-- BEGIN Data to process --

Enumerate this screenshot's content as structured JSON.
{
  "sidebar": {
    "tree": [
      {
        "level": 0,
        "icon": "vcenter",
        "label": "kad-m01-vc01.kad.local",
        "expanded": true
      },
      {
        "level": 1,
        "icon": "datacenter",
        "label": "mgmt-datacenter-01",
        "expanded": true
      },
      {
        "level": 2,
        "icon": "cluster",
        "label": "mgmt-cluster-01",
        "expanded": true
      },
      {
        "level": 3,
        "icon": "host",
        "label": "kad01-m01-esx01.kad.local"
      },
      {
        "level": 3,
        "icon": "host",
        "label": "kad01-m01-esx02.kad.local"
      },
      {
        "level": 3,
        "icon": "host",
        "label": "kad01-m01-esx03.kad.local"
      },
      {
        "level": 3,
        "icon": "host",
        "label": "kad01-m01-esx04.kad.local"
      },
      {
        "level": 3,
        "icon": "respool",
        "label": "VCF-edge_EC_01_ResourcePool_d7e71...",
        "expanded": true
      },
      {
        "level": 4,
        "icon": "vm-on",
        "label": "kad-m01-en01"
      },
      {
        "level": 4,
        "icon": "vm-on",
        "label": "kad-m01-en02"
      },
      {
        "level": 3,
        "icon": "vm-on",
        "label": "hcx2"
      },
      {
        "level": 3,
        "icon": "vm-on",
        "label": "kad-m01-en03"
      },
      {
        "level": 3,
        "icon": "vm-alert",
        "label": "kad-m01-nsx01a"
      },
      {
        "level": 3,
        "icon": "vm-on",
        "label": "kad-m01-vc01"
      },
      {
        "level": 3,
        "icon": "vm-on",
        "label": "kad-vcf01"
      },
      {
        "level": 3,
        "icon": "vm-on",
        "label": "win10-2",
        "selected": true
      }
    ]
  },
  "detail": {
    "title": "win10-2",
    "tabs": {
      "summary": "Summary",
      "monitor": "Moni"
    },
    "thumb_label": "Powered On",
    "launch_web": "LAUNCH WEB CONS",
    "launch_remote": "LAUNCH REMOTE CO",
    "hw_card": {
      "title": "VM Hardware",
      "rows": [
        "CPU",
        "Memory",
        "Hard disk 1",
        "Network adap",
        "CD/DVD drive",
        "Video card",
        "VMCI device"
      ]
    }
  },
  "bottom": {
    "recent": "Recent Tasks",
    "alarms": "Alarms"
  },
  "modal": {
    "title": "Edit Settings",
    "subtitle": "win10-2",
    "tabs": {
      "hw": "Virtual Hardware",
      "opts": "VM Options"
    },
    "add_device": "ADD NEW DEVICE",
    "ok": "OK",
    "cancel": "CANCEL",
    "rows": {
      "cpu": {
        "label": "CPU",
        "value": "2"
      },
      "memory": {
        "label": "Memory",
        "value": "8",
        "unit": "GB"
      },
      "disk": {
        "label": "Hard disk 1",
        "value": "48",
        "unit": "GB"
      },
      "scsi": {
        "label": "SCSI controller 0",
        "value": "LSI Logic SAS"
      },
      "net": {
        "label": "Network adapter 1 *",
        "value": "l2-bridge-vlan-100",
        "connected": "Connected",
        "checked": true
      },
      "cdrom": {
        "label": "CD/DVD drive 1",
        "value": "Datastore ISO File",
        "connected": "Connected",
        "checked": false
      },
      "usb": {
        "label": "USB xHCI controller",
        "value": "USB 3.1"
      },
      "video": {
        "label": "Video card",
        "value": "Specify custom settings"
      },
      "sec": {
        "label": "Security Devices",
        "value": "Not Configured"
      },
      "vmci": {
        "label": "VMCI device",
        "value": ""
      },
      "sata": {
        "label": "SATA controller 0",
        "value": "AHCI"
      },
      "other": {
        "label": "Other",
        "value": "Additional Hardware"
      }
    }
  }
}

-- END Data to process --
-- BEGIN Data to process --

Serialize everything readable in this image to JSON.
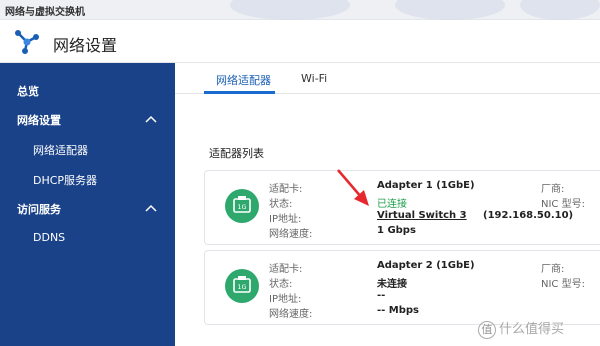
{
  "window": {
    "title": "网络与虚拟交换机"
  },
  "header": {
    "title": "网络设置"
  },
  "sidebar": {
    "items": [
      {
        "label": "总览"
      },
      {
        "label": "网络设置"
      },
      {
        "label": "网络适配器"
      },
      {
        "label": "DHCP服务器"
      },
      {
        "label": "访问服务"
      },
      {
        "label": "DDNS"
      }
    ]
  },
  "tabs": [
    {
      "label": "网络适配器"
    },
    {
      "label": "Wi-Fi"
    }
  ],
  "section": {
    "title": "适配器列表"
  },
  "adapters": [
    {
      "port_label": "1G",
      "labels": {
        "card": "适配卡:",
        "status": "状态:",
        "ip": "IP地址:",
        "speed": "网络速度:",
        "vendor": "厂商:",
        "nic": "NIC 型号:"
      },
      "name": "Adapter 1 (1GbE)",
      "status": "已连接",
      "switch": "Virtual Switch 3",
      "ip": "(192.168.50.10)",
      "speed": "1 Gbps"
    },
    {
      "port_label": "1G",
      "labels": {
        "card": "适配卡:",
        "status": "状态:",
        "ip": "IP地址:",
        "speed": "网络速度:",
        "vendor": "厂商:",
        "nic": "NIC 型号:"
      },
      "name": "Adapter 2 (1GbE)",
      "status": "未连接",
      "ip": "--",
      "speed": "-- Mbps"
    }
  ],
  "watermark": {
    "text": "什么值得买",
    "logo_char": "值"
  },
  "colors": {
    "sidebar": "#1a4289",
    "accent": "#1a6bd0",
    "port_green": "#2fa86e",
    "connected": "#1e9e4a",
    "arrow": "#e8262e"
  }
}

-- END Data to process --

Problem to work on: In the listing, find all lines with the string "Hardware" and copy them.

Finished task:
      "title": "VM Hardware",
      "hw": "Virtual Hardware",
        "value": "Additional Hardware"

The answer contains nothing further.